## Problem requirements:
Output every line exactly as written. Leave out pictures.

## Begin Records for this exercise

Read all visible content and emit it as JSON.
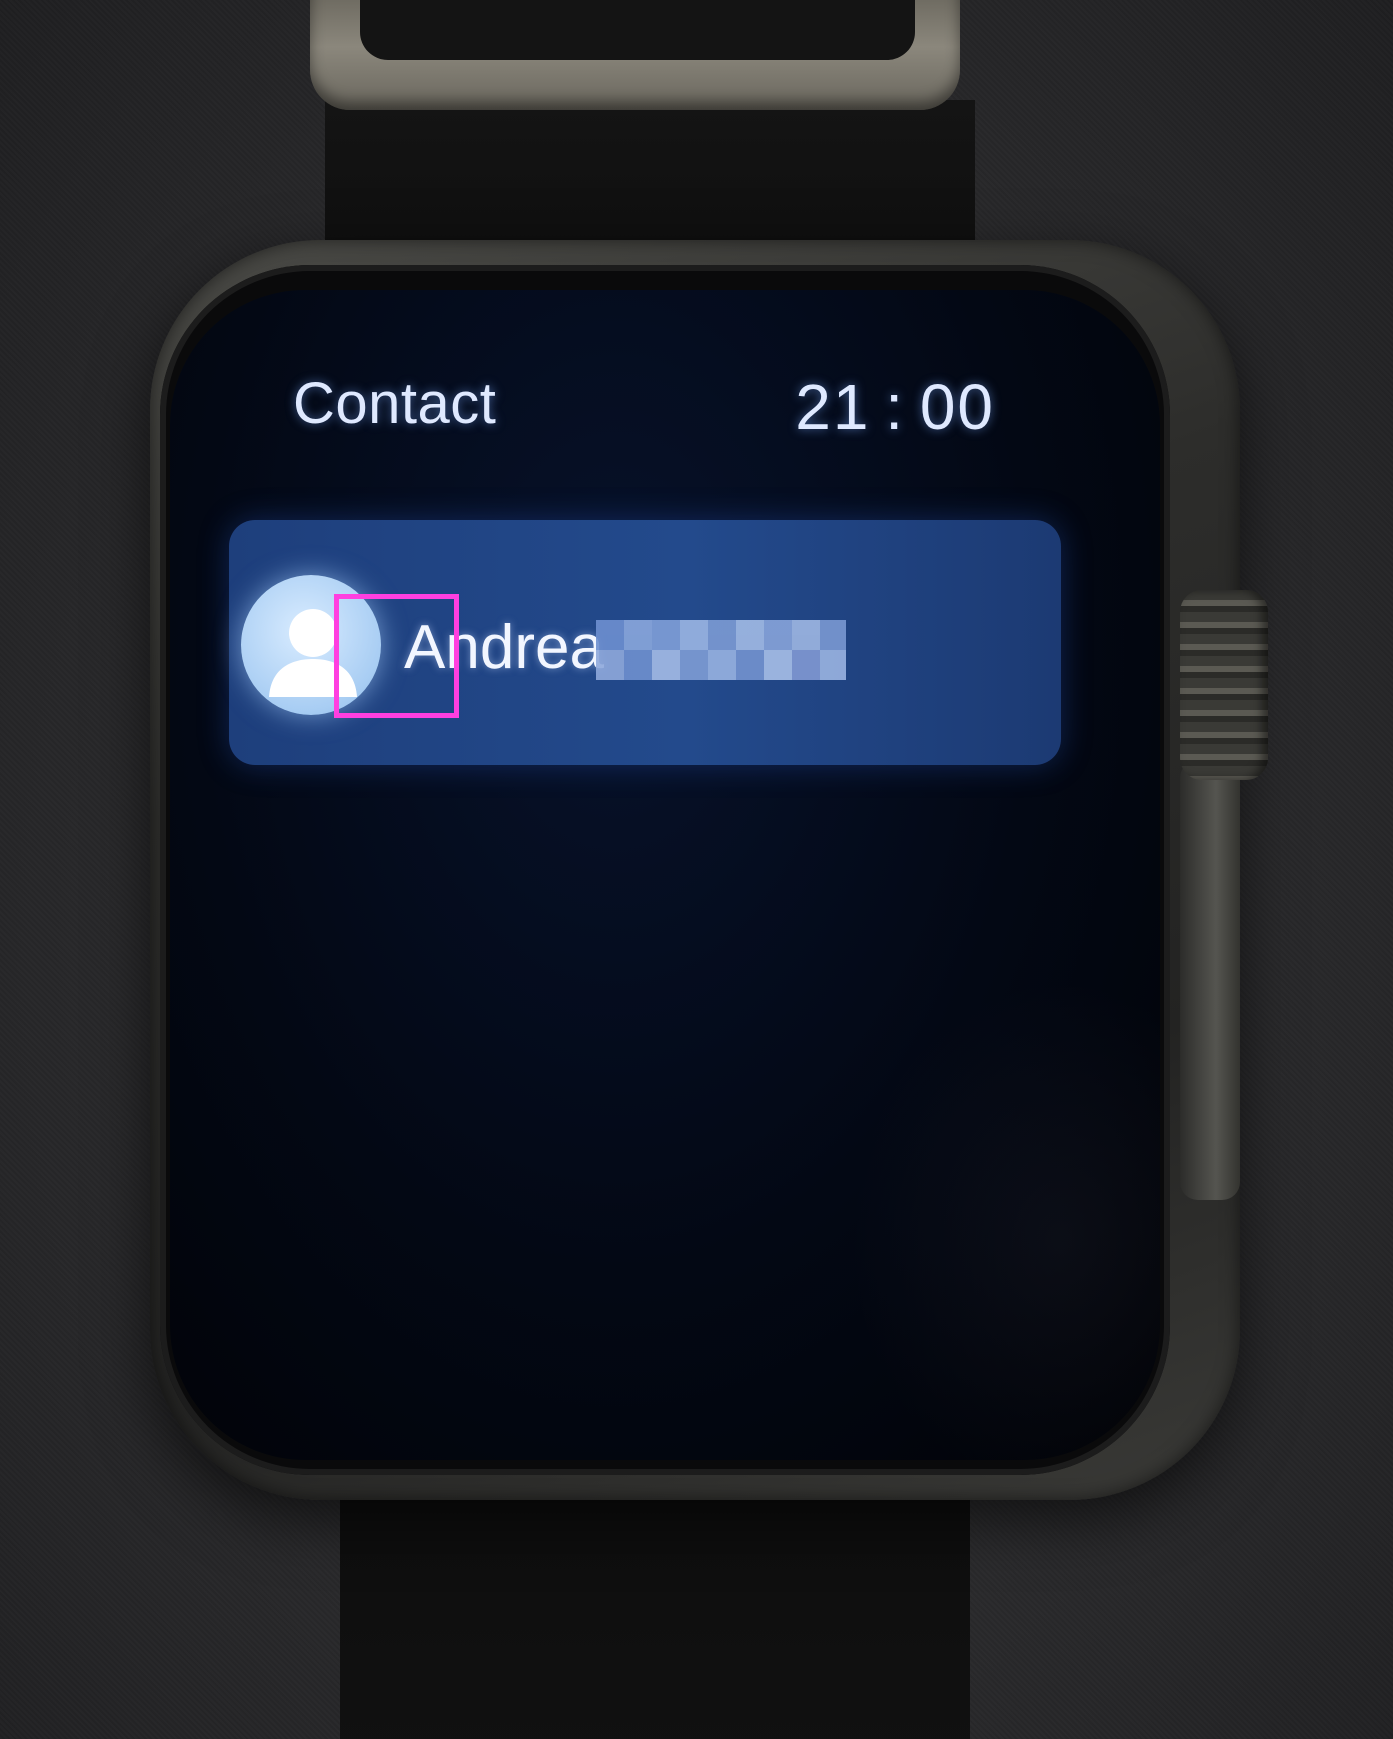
{
  "screen": {
    "title": "Contact",
    "time": "21 : 00"
  },
  "contacts": [
    {
      "name": "Andrea",
      "avatar_icon": "person-silhouette-icon",
      "surname_redacted": true
    }
  ],
  "colors": {
    "card_background": "#234a8c",
    "screen_text": "#dfe9ff",
    "highlight_box": "#ff3fe0"
  }
}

## End Records for this exercise

## Result of this exercise:
Read all visible content and emit it as JSON.
{
  "screen": {
    "title": "Contact",
    "time": "21 : 00"
  },
  "contacts": [
    {
      "name": "Andrea",
      "avatar_icon": "person-silhouette-icon",
      "surname_redacted": true
    }
  ],
  "colors": {
    "card_background": "#234a8c",
    "screen_text": "#dfe9ff",
    "highlight_box": "#ff3fe0"
  }
}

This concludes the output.